[Dataset records]

※ ※ ※

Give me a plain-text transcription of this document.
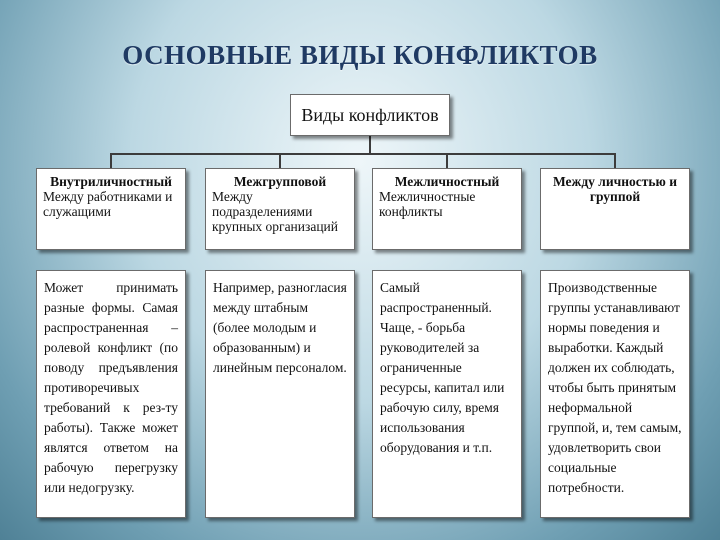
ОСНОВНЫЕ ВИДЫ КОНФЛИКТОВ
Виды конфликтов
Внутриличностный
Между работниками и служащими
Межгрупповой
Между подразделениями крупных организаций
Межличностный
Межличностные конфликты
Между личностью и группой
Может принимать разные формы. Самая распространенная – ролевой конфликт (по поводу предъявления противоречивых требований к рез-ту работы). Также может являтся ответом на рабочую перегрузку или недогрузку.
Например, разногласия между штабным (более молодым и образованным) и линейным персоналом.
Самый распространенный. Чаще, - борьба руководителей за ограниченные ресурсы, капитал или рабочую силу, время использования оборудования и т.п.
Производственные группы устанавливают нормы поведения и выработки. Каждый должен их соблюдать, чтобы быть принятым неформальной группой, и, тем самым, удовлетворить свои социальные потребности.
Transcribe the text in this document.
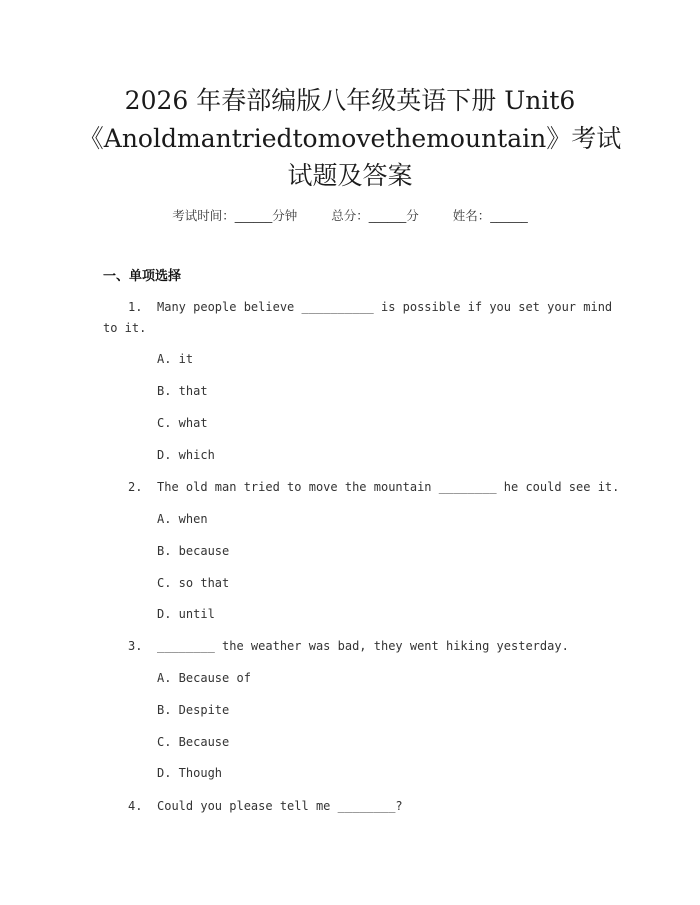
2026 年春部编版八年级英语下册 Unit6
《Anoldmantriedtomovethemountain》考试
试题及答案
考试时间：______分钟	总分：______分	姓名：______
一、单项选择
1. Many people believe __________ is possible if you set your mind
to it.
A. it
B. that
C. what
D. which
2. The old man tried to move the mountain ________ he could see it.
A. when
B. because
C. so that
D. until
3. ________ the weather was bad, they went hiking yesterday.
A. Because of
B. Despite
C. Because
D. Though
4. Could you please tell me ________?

※ ※ ※

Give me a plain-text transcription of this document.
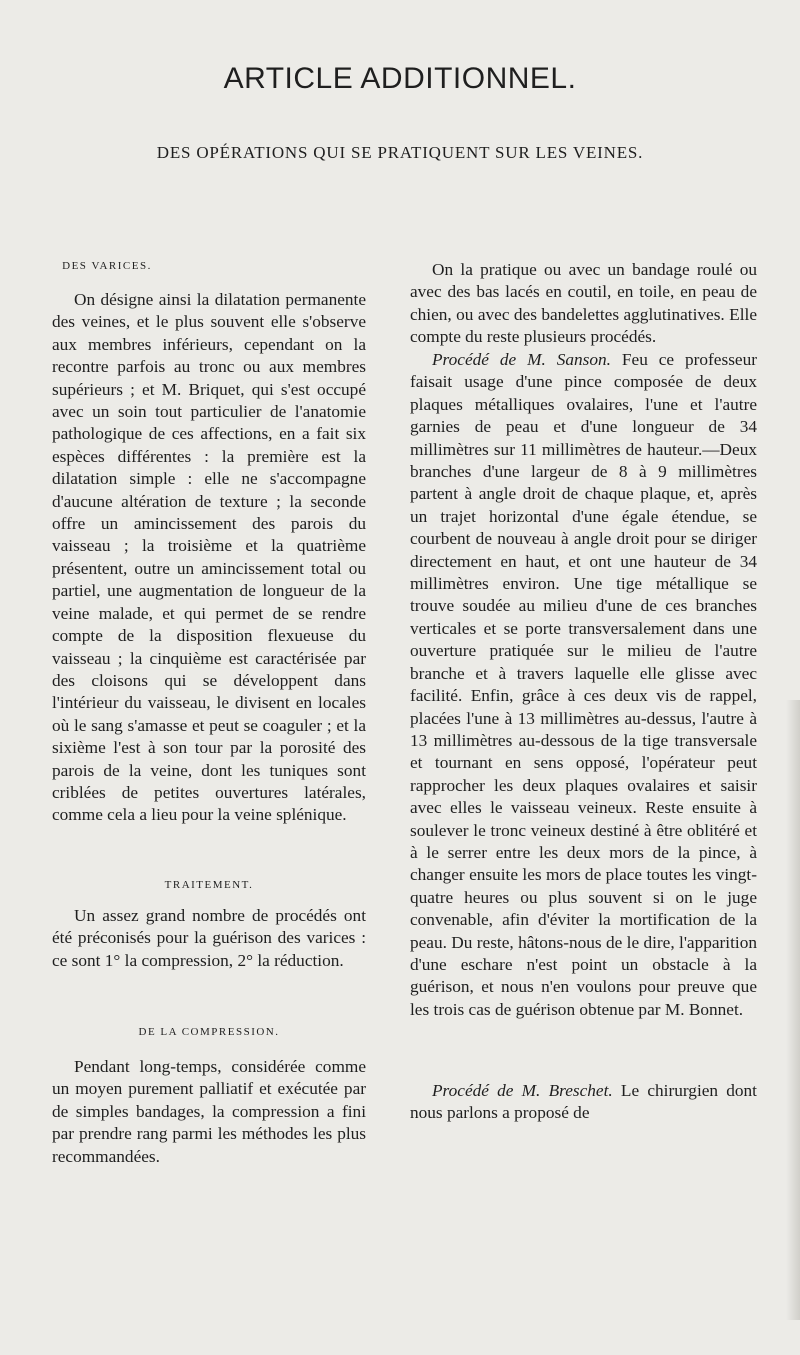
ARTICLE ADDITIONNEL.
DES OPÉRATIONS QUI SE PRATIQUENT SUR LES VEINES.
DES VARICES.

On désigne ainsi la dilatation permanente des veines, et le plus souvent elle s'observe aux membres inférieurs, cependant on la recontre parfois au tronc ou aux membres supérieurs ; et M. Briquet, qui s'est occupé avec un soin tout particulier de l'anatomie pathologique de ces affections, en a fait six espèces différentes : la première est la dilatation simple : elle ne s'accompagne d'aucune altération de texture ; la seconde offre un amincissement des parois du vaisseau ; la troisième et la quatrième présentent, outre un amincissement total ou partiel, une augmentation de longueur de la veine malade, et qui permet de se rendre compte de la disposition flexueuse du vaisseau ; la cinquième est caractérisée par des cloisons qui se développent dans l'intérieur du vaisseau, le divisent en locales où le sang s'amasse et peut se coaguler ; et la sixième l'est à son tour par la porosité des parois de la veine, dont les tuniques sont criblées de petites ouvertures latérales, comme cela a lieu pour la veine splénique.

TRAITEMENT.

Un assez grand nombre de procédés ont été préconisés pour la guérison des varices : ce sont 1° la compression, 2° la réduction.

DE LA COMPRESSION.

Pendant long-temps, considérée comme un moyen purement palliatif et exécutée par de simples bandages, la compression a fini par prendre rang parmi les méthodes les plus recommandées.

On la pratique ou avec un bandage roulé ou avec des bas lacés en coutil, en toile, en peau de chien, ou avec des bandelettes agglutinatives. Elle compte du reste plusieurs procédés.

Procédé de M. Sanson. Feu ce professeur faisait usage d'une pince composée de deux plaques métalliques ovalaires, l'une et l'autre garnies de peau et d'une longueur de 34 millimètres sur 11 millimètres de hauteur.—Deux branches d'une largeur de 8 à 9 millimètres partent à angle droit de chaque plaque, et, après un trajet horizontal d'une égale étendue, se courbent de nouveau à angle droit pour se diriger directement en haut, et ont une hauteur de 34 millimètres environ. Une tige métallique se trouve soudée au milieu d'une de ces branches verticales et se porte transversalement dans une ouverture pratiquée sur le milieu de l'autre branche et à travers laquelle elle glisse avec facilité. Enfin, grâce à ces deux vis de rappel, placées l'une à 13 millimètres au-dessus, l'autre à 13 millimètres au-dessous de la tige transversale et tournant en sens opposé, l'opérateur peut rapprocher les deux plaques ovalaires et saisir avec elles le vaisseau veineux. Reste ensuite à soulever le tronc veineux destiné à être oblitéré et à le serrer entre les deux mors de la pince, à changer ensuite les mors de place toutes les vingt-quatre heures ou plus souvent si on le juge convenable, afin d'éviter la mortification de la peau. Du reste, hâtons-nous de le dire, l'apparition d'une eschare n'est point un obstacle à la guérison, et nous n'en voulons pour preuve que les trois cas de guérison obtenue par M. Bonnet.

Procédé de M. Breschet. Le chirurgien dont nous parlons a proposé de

※ ※ ※

Aim of the exercise -
Copy, from the material, each line that holds the string "группой".

Expected answer -
Между личностью и группой
Производственные группы устанавливают нормы поведения и выработки. Каждый должен их соблюдать, чтобы быть принятым неформальной группой, и, тем самым, удовлетворить свои социальные потребности.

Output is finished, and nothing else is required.